● **Written request**:
Extract all data as written.

——

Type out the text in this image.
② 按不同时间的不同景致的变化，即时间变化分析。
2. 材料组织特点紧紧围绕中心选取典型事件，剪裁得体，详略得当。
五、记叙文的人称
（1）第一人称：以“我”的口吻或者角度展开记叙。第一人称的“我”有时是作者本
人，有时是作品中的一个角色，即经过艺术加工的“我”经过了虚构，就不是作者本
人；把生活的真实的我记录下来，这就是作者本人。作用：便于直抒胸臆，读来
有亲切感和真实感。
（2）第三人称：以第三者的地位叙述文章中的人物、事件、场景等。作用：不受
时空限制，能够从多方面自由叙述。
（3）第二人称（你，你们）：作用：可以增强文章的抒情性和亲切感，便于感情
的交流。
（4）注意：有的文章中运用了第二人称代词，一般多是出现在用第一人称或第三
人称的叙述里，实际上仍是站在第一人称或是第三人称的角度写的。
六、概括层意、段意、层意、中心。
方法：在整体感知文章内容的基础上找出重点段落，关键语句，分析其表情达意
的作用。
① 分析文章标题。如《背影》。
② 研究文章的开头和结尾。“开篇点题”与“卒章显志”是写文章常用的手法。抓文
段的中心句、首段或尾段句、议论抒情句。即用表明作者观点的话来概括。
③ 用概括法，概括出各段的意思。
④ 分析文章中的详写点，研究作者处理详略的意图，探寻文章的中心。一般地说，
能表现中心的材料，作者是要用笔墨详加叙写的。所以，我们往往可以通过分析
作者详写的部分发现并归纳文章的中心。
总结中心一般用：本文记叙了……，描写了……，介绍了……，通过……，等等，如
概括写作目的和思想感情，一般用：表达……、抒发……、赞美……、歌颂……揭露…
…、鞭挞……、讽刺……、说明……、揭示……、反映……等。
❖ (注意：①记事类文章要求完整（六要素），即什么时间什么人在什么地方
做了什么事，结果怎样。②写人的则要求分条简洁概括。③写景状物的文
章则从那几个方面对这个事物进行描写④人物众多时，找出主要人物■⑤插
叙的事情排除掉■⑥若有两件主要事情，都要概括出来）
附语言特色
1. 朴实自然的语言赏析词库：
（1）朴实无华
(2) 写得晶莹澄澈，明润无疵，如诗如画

——

● **Written solution**:
Type out the text in this image.
② 按不同时间的不同景致的变化，即时间变化分析。
2. 材料组织特点紧紧围绕中心选取典型事件，剪裁得体，详略得当。
五、记叙文的人称
（1）第一人称：以“我”的口吻或者角度展开记叙。第一人称的“我”有时是作者本
人，有时是作品中的一个角色，即经过艺术加工的“我”经过了虚构，就不是作者本
人；把生活的真实的我记录下来，这就是作者本人。作用：便于直抒胸臆，读来
有亲切感和真实感。
（2）第三人称：以第三者的地位叙述文章中的人物、事件、场景等。作用：不受
时空限制，能够从多方面自由叙述。
（3）第二人称（你，你们）：作用：可以增强文章的抒情性和亲切感，便于感情
的交流。
（4）注意：有的文章中运用了第二人称代词，一般多是出现在用第一人称或第三
人称的叙述里，实际上仍是站在第一人称或是第三人称的角度写的。
六、概括层意、段意、层意、中心。
方法：在整体感知文章内容的基础上找出重点段落，关键语句，分析其表情达意
的作用。
① 分析文章标题。如《背影》。
② 研究文章的开头和结尾。“开篇点题”与“卒章显志”是写文章常用的手法。抓文
段的中心句、首段或尾段句、议论抒情句。即用表明作者观点的话来概括。
③ 用概括法，概括出各段的意思。
④ 分析文章中的详写点，研究作者处理详略的意图，探寻文章的中心。一般地说，
能表现中心的材料，作者是要用笔墨详加叙写的。所以，我们往往可以通过分析
作者详写的部分发现并归纳文章的中心。
总结中心一般用：本文记叙了……，描写了……，介绍了……，通过……，等等，如
概括写作目的和思想感情，一般用：表达……、抒发……、赞美……、歌颂……揭露…
…、鞭挞……、讽刺……、说明……、揭示……、反映……等。
❖ (注意：①记事类文章要求完整（六要素），即什么时间什么人在什么地方
做了什么事，结果怎样。②写人的则要求分条简洁概括。③写景状物的文
章则从那几个方面对这个事物进行描写④人物众多时，找出主要人物■⑤插
叙的事情排除掉■⑥若有两件主要事情，都要概括出来）
附语言特色
1. 朴实自然的语言赏析词库：
（1）朴实无华
(2) 写得晶莹澄澈，明润无疵，如诗如画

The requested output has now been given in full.